**Set exercise**
Write out the material exactly. Do not include the pictures.

**Stored data**
** START **
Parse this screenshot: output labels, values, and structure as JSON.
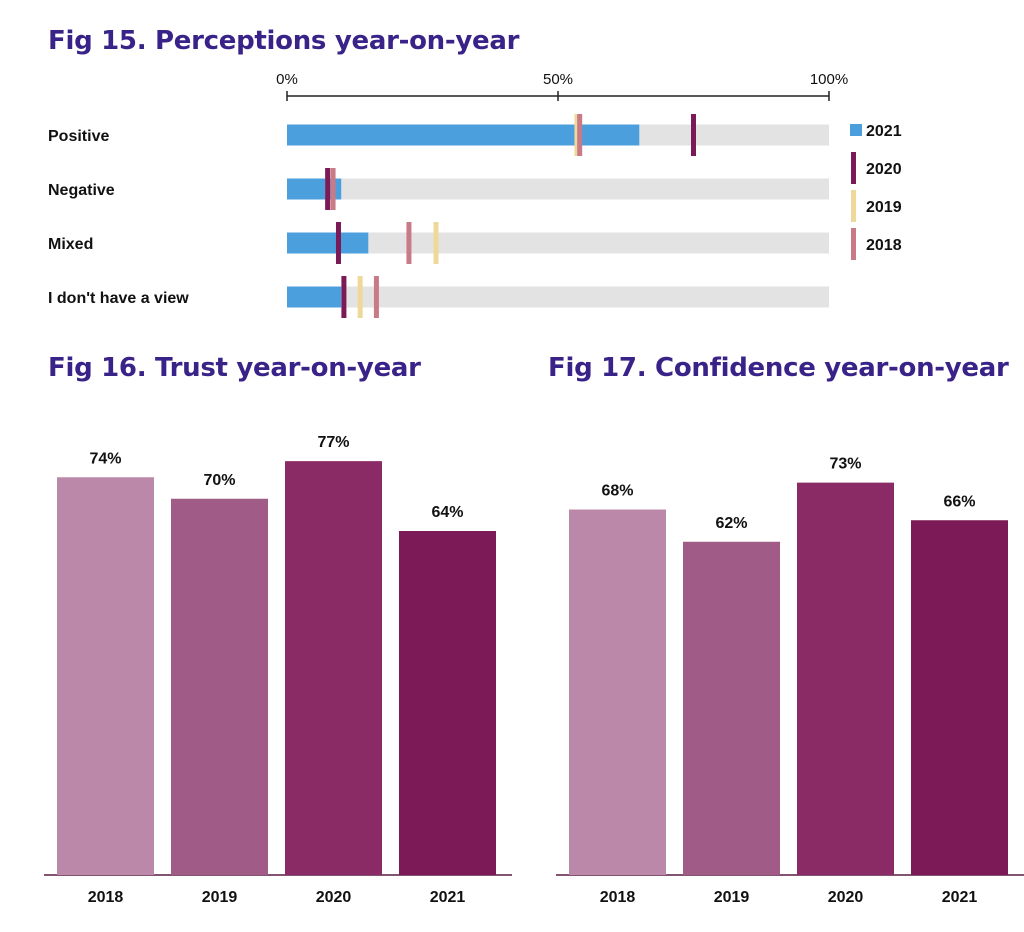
{
  "colors": {
    "title": "#3a2388",
    "track": "#e3e3e3",
    "s2021": "#4b9fdc",
    "s2020": "#7b1a58",
    "s2019": "#eed99a",
    "s2018": "#c87b86",
    "bar2018": "#bc88aa",
    "bar2019": "#a05b86",
    "bar2020": "#8b2b66",
    "bar2021": "#7b1a56"
  },
  "chart_data": [
    {
      "id": "fig15",
      "type": "bar",
      "orientation": "horizontal",
      "title": "Fig 15. Perceptions year-on-year",
      "xlim": [
        0,
        100
      ],
      "ticks": [
        "0%",
        "50%",
        "100%"
      ],
      "categories": [
        "Positive",
        "Negative",
        "Mixed",
        "I don't have a view"
      ],
      "series": [
        {
          "name": "2021",
          "style": "bar",
          "values": [
            65,
            10,
            15,
            10
          ]
        },
        {
          "name": "2020",
          "style": "marker",
          "values": [
            75,
            7.5,
            9.5,
            10.5
          ]
        },
        {
          "name": "2019",
          "style": "marker",
          "values": [
            53.5,
            7.5,
            27.5,
            13.5
          ]
        },
        {
          "name": "2018",
          "style": "marker",
          "values": [
            54,
            8.5,
            22.5,
            16.5
          ]
        }
      ],
      "legend": [
        "2021",
        "2020",
        "2019",
        "2018"
      ]
    },
    {
      "id": "fig16",
      "type": "bar",
      "title": "Fig 16. Trust year-on-year",
      "categories": [
        "2018",
        "2019",
        "2020",
        "2021"
      ],
      "values": [
        74,
        70,
        77,
        64
      ],
      "labels": [
        "74%",
        "70%",
        "77%",
        "64%"
      ],
      "ylim": [
        0,
        100
      ]
    },
    {
      "id": "fig17",
      "type": "bar",
      "title": "Fig 17. Confidence year-on-year",
      "categories": [
        "2018",
        "2019",
        "2020",
        "2021"
      ],
      "values": [
        68,
        62,
        73,
        66
      ],
      "labels": [
        "68%",
        "62%",
        "73%",
        "66%"
      ],
      "ylim": [
        0,
        100
      ]
    }
  ]
}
** END **
**Right answer**
Parse this screenshot: output labels, values, and structure as JSON.
{
  "colors": {
    "title": "#3a2388",
    "track": "#e3e3e3",
    "s2021": "#4b9fdc",
    "s2020": "#7b1a58",
    "s2019": "#eed99a",
    "s2018": "#c87b86",
    "bar2018": "#bc88aa",
    "bar2019": "#a05b86",
    "bar2020": "#8b2b66",
    "bar2021": "#7b1a56"
  },
  "chart_data": [
    {
      "id": "fig15",
      "type": "bar",
      "orientation": "horizontal",
      "title": "Fig 15. Perceptions year-on-year",
      "xlim": [
        0,
        100
      ],
      "ticks": [
        "0%",
        "50%",
        "100%"
      ],
      "categories": [
        "Positive",
        "Negative",
        "Mixed",
        "I don't have a view"
      ],
      "series": [
        {
          "name": "2021",
          "style": "bar",
          "values": [
            65,
            10,
            15,
            10
          ]
        },
        {
          "name": "2020",
          "style": "marker",
          "values": [
            75,
            7.5,
            9.5,
            10.5
          ]
        },
        {
          "name": "2019",
          "style": "marker",
          "values": [
            53.5,
            7.5,
            27.5,
            13.5
          ]
        },
        {
          "name": "2018",
          "style": "marker",
          "values": [
            54,
            8.5,
            22.5,
            16.5
          ]
        }
      ],
      "legend": [
        "2021",
        "2020",
        "2019",
        "2018"
      ]
    },
    {
      "id": "fig16",
      "type": "bar",
      "title": "Fig 16. Trust year-on-year",
      "categories": [
        "2018",
        "2019",
        "2020",
        "2021"
      ],
      "values": [
        74,
        70,
        77,
        64
      ],
      "labels": [
        "74%",
        "70%",
        "77%",
        "64%"
      ],
      "ylim": [
        0,
        100
      ]
    },
    {
      "id": "fig17",
      "type": "bar",
      "title": "Fig 17. Confidence year-on-year",
      "categories": [
        "2018",
        "2019",
        "2020",
        "2021"
      ],
      "values": [
        68,
        62,
        73,
        66
      ],
      "labels": [
        "68%",
        "62%",
        "73%",
        "66%"
      ],
      "ylim": [
        0,
        100
      ]
    }
  ]
}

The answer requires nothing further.